=== Objective ===
Can you transcribe every line exactly and leave the pictures behind?

Start of Records

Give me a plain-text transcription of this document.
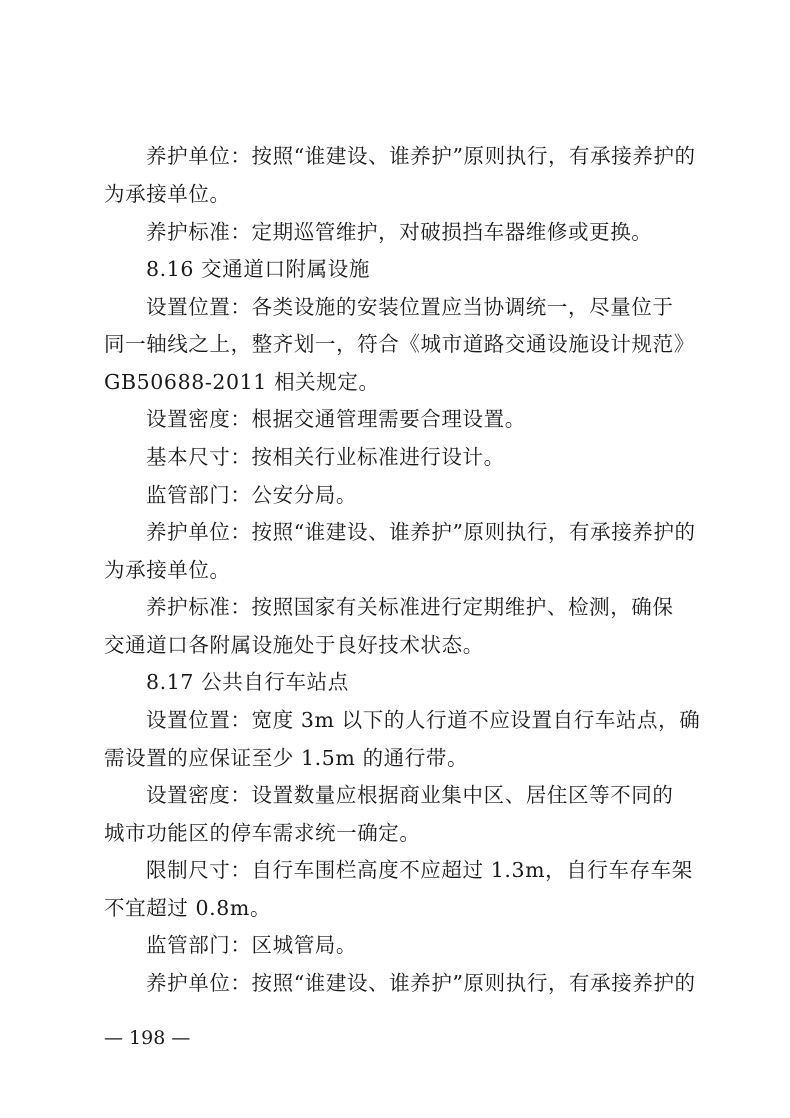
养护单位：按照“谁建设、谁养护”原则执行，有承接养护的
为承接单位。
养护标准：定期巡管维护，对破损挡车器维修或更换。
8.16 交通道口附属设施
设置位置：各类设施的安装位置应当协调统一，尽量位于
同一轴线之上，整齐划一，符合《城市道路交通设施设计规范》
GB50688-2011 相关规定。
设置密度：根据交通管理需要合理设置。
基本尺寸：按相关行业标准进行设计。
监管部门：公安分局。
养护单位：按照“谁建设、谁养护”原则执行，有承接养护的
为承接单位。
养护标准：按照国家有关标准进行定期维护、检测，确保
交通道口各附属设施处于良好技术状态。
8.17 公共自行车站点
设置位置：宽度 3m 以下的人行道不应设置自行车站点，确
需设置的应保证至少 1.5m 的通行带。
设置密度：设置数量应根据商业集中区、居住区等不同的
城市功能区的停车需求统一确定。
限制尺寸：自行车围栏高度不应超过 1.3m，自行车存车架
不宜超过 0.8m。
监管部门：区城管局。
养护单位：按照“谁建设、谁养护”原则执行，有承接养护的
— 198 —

End of Records

=== Answer to this problem ===
Give me a plain-text transcription of this document.
养护单位：按照“谁建设、谁养护”原则执行，有承接养护的
为承接单位。
养护标准：定期巡管维护，对破损挡车器维修或更换。
8.16 交通道口附属设施
设置位置：各类设施的安装位置应当协调统一，尽量位于
同一轴线之上，整齐划一，符合《城市道路交通设施设计规范》
GB50688-2011 相关规定。
设置密度：根据交通管理需要合理设置。
基本尺寸：按相关行业标准进行设计。
监管部门：公安分局。
养护单位：按照“谁建设、谁养护”原则执行，有承接养护的
为承接单位。
养护标准：按照国家有关标准进行定期维护、检测，确保
交通道口各附属设施处于良好技术状态。
8.17 公共自行车站点
设置位置：宽度 3m 以下的人行道不应设置自行车站点，确
需设置的应保证至少 1.5m 的通行带。
设置密度：设置数量应根据商业集中区、居住区等不同的
城市功能区的停车需求统一确定。
限制尺寸：自行车围栏高度不应超过 1.3m，自行车存车架
不宜超过 0.8m。
监管部门：区城管局。
养护单位：按照“谁建设、谁养护”原则执行，有承接养护的
— 198 —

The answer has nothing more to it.